§ **Information supplied**:
┄┄┄┄┄┄

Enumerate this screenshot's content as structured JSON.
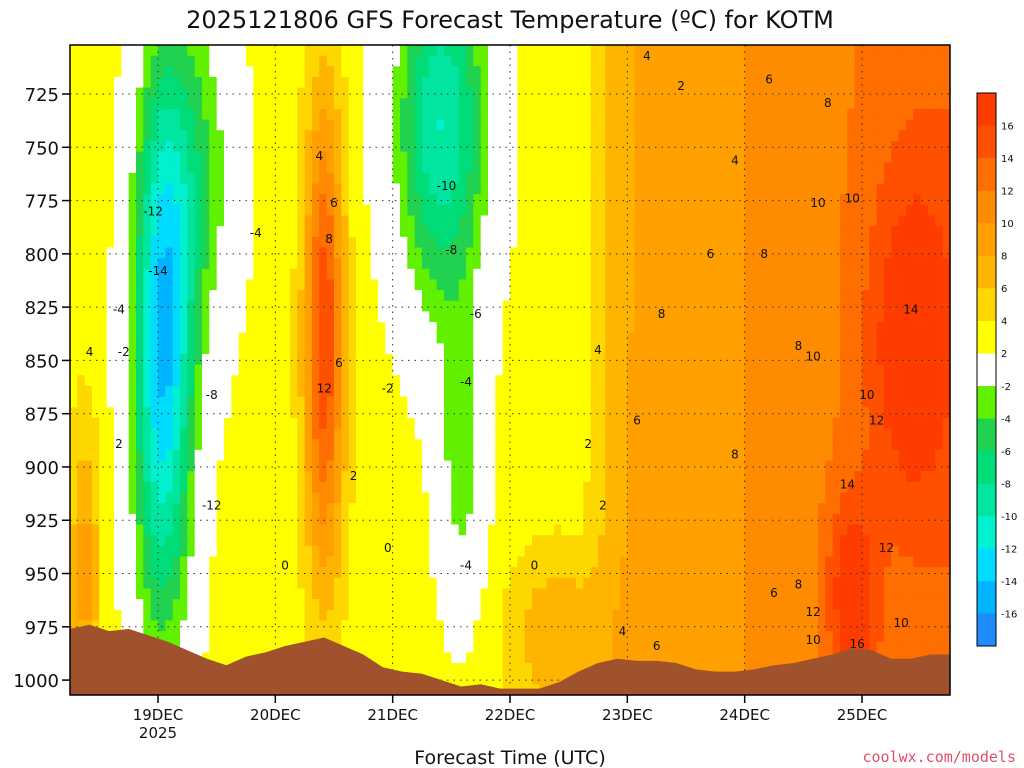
{
  "chart_data": {
    "type": "heatmap",
    "title": "2025121806 GFS Forecast Temperature (ºC) for KOTM",
    "xlabel": "Forecast Time (UTC)",
    "ylabel": "",
    "credit": "coolwx.com/models",
    "x_ticks": [
      {
        "label": "19DEC",
        "sub": "2025",
        "hour": 18
      },
      {
        "label": "20DEC",
        "sub": "",
        "hour": 42
      },
      {
        "label": "21DEC",
        "sub": "",
        "hour": 66
      },
      {
        "label": "22DEC",
        "sub": "",
        "hour": 90
      },
      {
        "label": "23DEC",
        "sub": "",
        "hour": 114
      },
      {
        "label": "24DEC",
        "sub": "",
        "hour": 138
      },
      {
        "label": "25DEC",
        "sub": "",
        "hour": 162
      }
    ],
    "xlim_hours": [
      0,
      180
    ],
    "y_ticks": [
      725,
      750,
      775,
      800,
      825,
      850,
      875,
      900,
      925,
      950,
      975,
      1000
    ],
    "ylim_hPa": [
      1007,
      702
    ],
    "colorbar": {
      "labels": [
        -16,
        -14,
        -12,
        -10,
        -8,
        -6,
        -4,
        -2,
        2,
        4,
        6,
        8,
        10,
        12,
        14,
        16
      ],
      "bins": [
        {
          "lo": -18,
          "hi": -16,
          "color": "#1e8cff"
        },
        {
          "lo": -16,
          "hi": -14,
          "color": "#00b4ff"
        },
        {
          "lo": -14,
          "hi": -12,
          "color": "#00dcff"
        },
        {
          "lo": -12,
          "hi": -10,
          "color": "#00f0d0"
        },
        {
          "lo": -10,
          "hi": -8,
          "color": "#00e6a0"
        },
        {
          "lo": -8,
          "hi": -6,
          "color": "#00dc78"
        },
        {
          "lo": -6,
          "hi": -4,
          "color": "#20d250"
        },
        {
          "lo": -4,
          "hi": -2,
          "color": "#60f000"
        },
        {
          "lo": -2,
          "hi": 2,
          "color": "#ffffff"
        },
        {
          "lo": 2,
          "hi": 4,
          "color": "#ffff00"
        },
        {
          "lo": 4,
          "hi": 6,
          "color": "#ffd700"
        },
        {
          "lo": 6,
          "hi": 8,
          "color": "#ffb400"
        },
        {
          "lo": 8,
          "hi": 10,
          "color": "#ffa000"
        },
        {
          "lo": 10,
          "hi": 12,
          "color": "#ff8c00"
        },
        {
          "lo": 12,
          "hi": 14,
          "color": "#ff6e00"
        },
        {
          "lo": 14,
          "hi": 16,
          "color": "#ff5000"
        },
        {
          "lo": 16,
          "hi": 18,
          "color": "#ff3c00"
        }
      ]
    },
    "terrain_color": "#a0522d",
    "surface_pressure": [
      [
        0,
        976
      ],
      [
        4,
        974
      ],
      [
        8,
        977
      ],
      [
        12,
        976
      ],
      [
        16,
        979
      ],
      [
        20,
        982
      ],
      [
        24,
        986
      ],
      [
        28,
        990
      ],
      [
        32,
        993
      ],
      [
        36,
        989
      ],
      [
        40,
        987
      ],
      [
        44,
        984
      ],
      [
        48,
        982
      ],
      [
        52,
        980
      ],
      [
        56,
        984
      ],
      [
        60,
        988
      ],
      [
        64,
        994
      ],
      [
        68,
        996
      ],
      [
        72,
        997
      ],
      [
        76,
        1000
      ],
      [
        80,
        1003
      ],
      [
        84,
        1002
      ],
      [
        88,
        1004
      ],
      [
        92,
        1004
      ],
      [
        96,
        1004
      ],
      [
        100,
        1001
      ],
      [
        104,
        996
      ],
      [
        108,
        992
      ],
      [
        112,
        990
      ],
      [
        116,
        991
      ],
      [
        120,
        991
      ],
      [
        124,
        992
      ],
      [
        128,
        995
      ],
      [
        132,
        996
      ],
      [
        136,
        996
      ],
      [
        140,
        995
      ],
      [
        144,
        993
      ],
      [
        148,
        992
      ],
      [
        152,
        990
      ],
      [
        156,
        988
      ],
      [
        160,
        985
      ],
      [
        164,
        986
      ],
      [
        168,
        990
      ],
      [
        172,
        990
      ],
      [
        176,
        988
      ],
      [
        180,
        988
      ]
    ],
    "contour_labels": [
      {
        "text": "4",
        "hour": 4,
        "p": 848
      },
      {
        "text": "-4",
        "hour": 10,
        "p": 828
      },
      {
        "text": "-2",
        "hour": 11,
        "p": 848
      },
      {
        "text": "2",
        "hour": 10,
        "p": 891
      },
      {
        "text": "-12",
        "hour": 17,
        "p": 782
      },
      {
        "text": "-14",
        "hour": 18,
        "p": 810
      },
      {
        "text": "-8",
        "hour": 29,
        "p": 868
      },
      {
        "text": "-12",
        "hour": 29,
        "p": 920
      },
      {
        "text": "-4",
        "hour": 38,
        "p": 792
      },
      {
        "text": "4",
        "hour": 51,
        "p": 756
      },
      {
        "text": "6",
        "hour": 54,
        "p": 778
      },
      {
        "text": "8",
        "hour": 53,
        "p": 795
      },
      {
        "text": "6",
        "hour": 55,
        "p": 853
      },
      {
        "text": "12",
        "hour": 52,
        "p": 865
      },
      {
        "text": "2",
        "hour": 58,
        "p": 906
      },
      {
        "text": "0",
        "hour": 44,
        "p": 948
      },
      {
        "text": "-10",
        "hour": 77,
        "p": 770
      },
      {
        "text": "-8",
        "hour": 78,
        "p": 800
      },
      {
        "text": "-6",
        "hour": 83,
        "p": 830
      },
      {
        "text": "-4",
        "hour": 81,
        "p": 862
      },
      {
        "text": "-2",
        "hour": 65,
        "p": 865
      },
      {
        "text": "0",
        "hour": 65,
        "p": 940
      },
      {
        "text": "-4",
        "hour": 81,
        "p": 948
      },
      {
        "text": "0",
        "hour": 95,
        "p": 948
      },
      {
        "text": "4",
        "hour": 118,
        "p": 709
      },
      {
        "text": "2",
        "hour": 125,
        "p": 723
      },
      {
        "text": "6",
        "hour": 143,
        "p": 720
      },
      {
        "text": "8",
        "hour": 155,
        "p": 731
      },
      {
        "text": "4",
        "hour": 136,
        "p": 758
      },
      {
        "text": "10",
        "hour": 153,
        "p": 778
      },
      {
        "text": "10",
        "hour": 160,
        "p": 776
      },
      {
        "text": "6",
        "hour": 131,
        "p": 802
      },
      {
        "text": "8",
        "hour": 142,
        "p": 802
      },
      {
        "text": "8",
        "hour": 121,
        "p": 830
      },
      {
        "text": "4",
        "hour": 108,
        "p": 847
      },
      {
        "text": "6",
        "hour": 116,
        "p": 880
      },
      {
        "text": "2",
        "hour": 106,
        "p": 891
      },
      {
        "text": "8",
        "hour": 136,
        "p": 896
      },
      {
        "text": "2",
        "hour": 109,
        "p": 920
      },
      {
        "text": "8",
        "hour": 149,
        "p": 845
      },
      {
        "text": "10",
        "hour": 152,
        "p": 850
      },
      {
        "text": "10",
        "hour": 163,
        "p": 868
      },
      {
        "text": "12",
        "hour": 165,
        "p": 880
      },
      {
        "text": "14",
        "hour": 172,
        "p": 828
      },
      {
        "text": "14",
        "hour": 159,
        "p": 910
      },
      {
        "text": "12",
        "hour": 167,
        "p": 940
      },
      {
        "text": "8",
        "hour": 149,
        "p": 957
      },
      {
        "text": "6",
        "hour": 144,
        "p": 961
      },
      {
        "text": "12",
        "hour": 152,
        "p": 970
      },
      {
        "text": "10",
        "hour": 152,
        "p": 983
      },
      {
        "text": "16",
        "hour": 161,
        "p": 985
      },
      {
        "text": "10",
        "hour": 170,
        "p": 975
      },
      {
        "text": "4",
        "hour": 113,
        "p": 979
      },
      {
        "text": "6",
        "hour": 120,
        "p": 986
      }
    ]
  }
}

┄┄┄┄┄┄

§ **Problem requirements**: Scan the material above for the word "Forecast". Copy each line where it occurs.

§ **Output**:
    "title": "2025121806 GFS Forecast Temperature (ºC) for KOTM",
    "xlabel": "Forecast Time (UTC)",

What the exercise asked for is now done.